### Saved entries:
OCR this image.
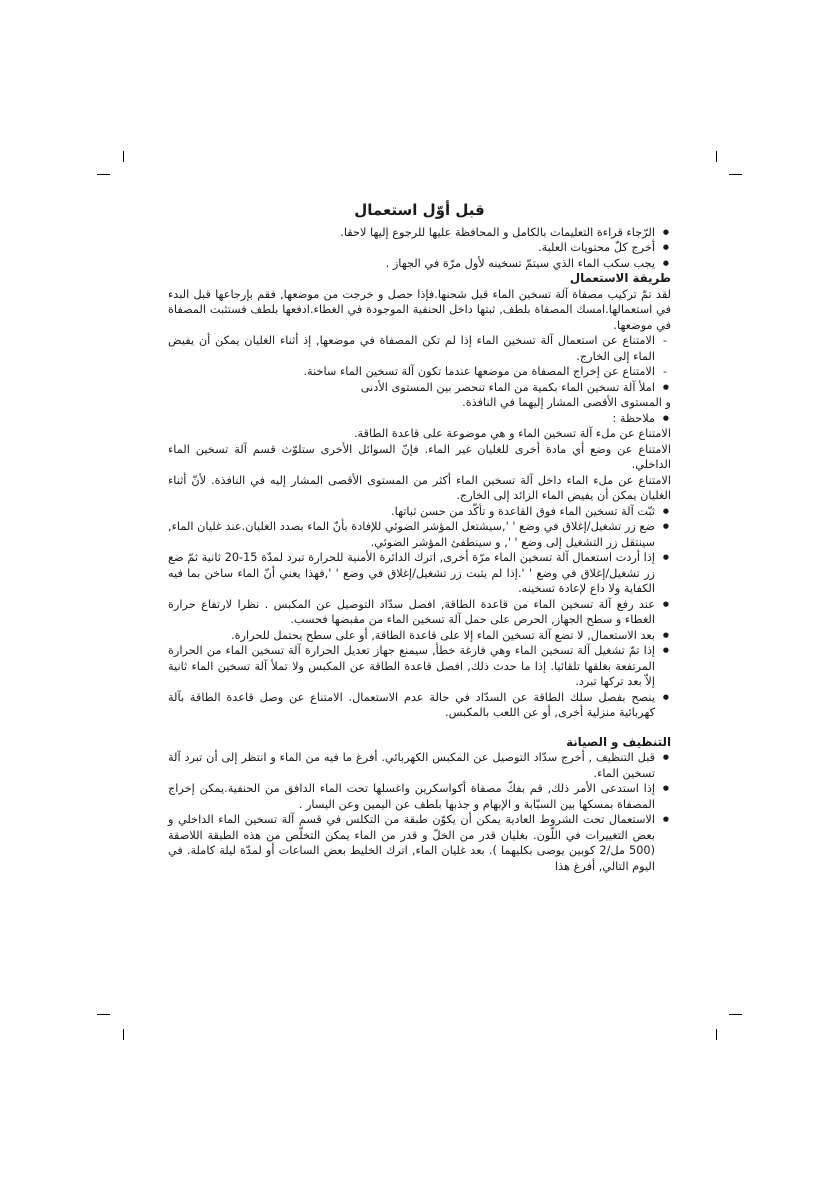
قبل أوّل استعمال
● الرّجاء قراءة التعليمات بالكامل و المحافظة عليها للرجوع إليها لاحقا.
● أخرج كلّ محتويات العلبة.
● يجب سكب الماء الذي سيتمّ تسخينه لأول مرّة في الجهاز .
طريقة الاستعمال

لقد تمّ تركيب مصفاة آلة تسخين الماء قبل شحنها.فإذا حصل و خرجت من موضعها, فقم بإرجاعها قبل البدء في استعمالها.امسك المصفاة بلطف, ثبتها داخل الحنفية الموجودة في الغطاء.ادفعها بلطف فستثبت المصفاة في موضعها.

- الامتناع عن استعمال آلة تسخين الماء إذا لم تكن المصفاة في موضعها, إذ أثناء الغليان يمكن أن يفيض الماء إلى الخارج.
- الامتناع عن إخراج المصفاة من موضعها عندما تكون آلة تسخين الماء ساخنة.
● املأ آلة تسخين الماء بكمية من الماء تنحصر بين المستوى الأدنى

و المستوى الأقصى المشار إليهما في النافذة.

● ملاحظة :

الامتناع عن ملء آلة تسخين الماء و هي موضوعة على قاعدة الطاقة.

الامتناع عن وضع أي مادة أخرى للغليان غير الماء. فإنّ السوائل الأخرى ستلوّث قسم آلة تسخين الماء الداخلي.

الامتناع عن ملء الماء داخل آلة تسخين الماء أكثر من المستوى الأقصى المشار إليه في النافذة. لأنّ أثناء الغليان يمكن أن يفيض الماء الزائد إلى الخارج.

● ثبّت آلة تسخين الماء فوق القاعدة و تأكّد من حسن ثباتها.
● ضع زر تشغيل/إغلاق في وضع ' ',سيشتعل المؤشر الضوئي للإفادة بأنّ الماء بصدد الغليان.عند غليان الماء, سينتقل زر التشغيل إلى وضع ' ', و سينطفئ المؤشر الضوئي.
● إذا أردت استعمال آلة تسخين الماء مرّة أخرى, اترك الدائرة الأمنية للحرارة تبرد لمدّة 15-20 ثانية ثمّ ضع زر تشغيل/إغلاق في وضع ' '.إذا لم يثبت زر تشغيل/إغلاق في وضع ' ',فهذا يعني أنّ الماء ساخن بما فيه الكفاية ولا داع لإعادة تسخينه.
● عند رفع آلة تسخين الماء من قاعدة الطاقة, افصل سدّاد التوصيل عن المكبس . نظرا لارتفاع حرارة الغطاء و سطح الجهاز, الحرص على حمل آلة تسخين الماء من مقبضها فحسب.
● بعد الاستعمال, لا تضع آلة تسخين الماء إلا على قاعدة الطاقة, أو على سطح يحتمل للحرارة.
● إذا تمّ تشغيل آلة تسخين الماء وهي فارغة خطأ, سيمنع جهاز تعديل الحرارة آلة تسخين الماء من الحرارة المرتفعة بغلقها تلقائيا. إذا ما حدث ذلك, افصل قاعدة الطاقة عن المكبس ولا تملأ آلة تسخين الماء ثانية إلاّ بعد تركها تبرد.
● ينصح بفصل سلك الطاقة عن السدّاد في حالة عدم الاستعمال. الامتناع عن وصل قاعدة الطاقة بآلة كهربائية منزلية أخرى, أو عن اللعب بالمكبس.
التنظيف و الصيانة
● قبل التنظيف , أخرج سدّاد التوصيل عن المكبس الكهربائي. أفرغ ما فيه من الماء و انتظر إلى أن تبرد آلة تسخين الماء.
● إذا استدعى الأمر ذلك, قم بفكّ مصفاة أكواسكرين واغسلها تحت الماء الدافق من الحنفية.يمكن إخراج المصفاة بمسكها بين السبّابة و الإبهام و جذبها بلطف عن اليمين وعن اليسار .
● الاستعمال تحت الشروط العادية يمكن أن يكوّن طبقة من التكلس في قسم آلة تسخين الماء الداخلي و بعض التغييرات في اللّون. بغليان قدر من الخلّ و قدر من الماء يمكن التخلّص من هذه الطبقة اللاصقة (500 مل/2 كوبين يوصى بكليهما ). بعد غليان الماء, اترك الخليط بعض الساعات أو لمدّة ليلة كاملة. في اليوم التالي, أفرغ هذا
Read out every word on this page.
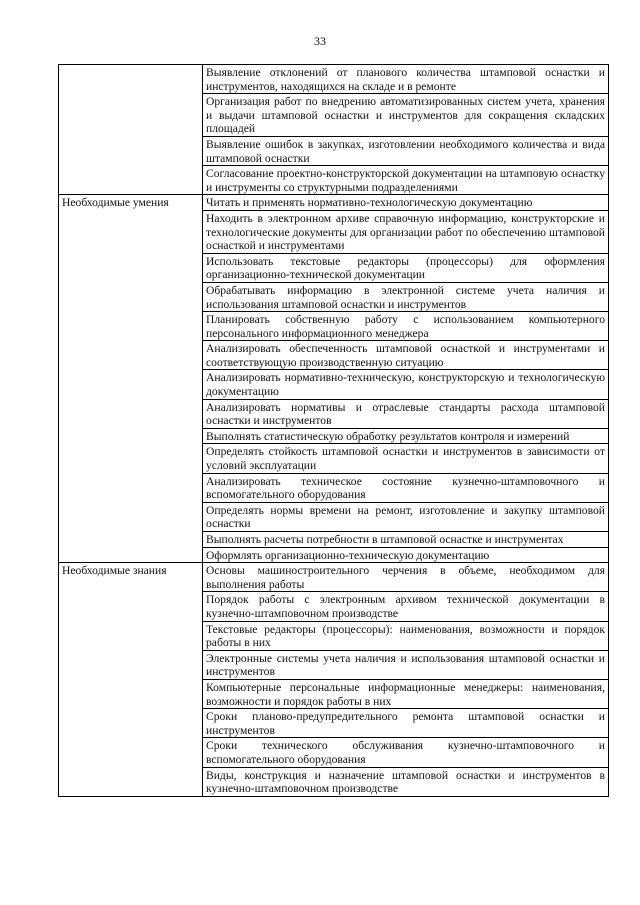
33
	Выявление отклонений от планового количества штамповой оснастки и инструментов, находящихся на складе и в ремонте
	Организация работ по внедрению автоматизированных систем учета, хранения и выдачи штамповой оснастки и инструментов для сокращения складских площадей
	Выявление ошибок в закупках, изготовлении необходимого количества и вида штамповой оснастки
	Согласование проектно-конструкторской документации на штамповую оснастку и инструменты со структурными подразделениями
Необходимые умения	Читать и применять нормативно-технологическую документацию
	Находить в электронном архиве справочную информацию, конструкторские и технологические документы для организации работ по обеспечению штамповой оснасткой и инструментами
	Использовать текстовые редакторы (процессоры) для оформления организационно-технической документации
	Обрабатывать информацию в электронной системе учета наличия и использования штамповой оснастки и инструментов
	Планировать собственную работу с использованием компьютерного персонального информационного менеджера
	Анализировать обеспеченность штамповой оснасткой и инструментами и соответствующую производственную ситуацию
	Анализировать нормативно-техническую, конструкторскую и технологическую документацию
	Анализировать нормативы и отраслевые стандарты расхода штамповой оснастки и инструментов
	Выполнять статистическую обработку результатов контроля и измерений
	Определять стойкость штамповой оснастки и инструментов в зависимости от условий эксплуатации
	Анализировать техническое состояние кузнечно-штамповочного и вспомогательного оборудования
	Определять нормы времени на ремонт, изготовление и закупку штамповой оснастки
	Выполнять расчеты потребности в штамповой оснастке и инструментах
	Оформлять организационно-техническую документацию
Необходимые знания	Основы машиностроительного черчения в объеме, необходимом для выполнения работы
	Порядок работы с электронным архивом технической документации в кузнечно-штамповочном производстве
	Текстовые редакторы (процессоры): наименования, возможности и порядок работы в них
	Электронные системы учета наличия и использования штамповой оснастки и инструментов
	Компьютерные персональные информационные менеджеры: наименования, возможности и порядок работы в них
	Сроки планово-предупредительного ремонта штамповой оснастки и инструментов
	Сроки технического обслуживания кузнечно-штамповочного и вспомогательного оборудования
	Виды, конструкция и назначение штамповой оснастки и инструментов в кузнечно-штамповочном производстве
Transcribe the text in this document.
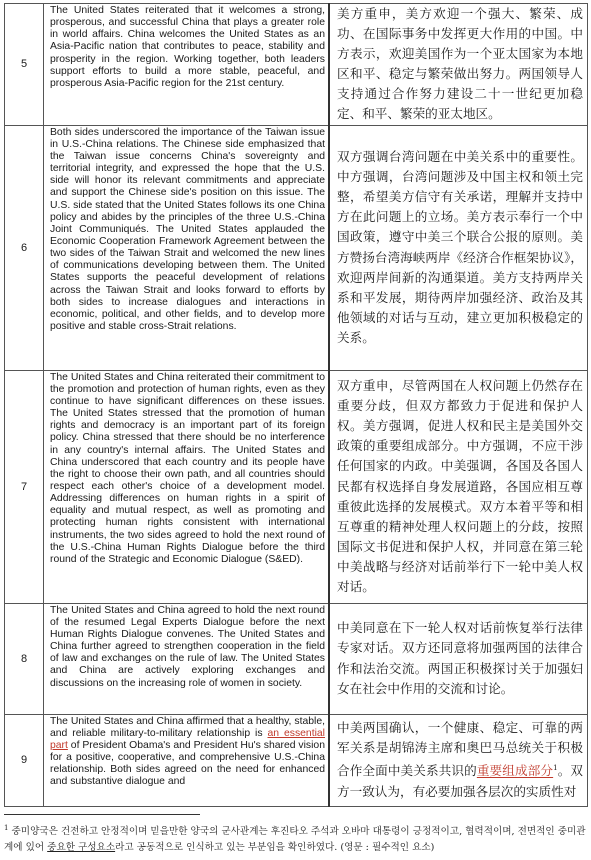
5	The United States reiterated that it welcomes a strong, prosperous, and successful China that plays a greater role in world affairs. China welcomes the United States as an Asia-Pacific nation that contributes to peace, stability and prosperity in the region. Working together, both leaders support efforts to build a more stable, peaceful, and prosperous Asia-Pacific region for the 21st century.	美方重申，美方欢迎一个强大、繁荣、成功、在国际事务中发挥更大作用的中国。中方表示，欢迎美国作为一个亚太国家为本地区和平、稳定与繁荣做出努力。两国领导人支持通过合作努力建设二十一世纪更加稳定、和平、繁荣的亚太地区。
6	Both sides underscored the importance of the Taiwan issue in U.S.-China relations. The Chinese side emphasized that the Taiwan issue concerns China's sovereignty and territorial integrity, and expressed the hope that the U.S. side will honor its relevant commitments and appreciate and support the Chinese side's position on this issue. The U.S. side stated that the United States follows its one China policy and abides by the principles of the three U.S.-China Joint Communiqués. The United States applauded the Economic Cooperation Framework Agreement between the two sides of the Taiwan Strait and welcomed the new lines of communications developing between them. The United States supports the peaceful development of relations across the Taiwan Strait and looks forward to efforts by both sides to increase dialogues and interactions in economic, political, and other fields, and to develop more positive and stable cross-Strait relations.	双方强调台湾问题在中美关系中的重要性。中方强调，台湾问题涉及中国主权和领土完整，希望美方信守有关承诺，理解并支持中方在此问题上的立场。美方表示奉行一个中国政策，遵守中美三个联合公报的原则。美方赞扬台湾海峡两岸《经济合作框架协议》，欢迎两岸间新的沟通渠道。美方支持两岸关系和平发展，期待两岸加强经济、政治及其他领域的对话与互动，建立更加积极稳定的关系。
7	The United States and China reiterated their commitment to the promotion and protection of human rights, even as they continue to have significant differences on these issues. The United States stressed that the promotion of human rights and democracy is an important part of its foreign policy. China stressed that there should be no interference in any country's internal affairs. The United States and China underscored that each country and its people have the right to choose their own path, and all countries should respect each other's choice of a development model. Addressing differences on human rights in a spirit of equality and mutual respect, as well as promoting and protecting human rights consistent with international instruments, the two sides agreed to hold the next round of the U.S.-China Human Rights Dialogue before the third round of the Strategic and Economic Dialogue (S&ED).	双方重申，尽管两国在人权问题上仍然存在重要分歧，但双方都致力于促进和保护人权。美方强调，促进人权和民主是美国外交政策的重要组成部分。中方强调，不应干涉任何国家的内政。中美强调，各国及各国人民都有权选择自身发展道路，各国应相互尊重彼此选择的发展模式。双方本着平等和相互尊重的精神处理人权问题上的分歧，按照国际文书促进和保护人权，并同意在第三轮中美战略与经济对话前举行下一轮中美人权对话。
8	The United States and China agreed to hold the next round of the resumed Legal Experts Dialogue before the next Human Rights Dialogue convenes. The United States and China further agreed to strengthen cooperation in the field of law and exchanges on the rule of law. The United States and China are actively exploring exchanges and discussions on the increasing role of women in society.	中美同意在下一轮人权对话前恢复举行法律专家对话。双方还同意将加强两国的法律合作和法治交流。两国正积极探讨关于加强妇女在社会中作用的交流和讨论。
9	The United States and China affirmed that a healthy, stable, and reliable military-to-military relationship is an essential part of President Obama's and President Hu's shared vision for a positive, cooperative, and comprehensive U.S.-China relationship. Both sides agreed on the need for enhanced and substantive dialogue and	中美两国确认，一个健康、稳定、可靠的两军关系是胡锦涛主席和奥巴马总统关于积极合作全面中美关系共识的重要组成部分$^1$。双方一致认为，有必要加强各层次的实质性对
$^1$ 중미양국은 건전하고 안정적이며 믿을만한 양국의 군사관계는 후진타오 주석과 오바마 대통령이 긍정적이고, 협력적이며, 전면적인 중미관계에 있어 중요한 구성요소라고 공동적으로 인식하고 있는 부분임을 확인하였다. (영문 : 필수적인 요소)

### EXERCISE AIM:
Find how many lines hold the string "Human", and state that number alone.

### RESULT FOR THIS EXERCISE:
2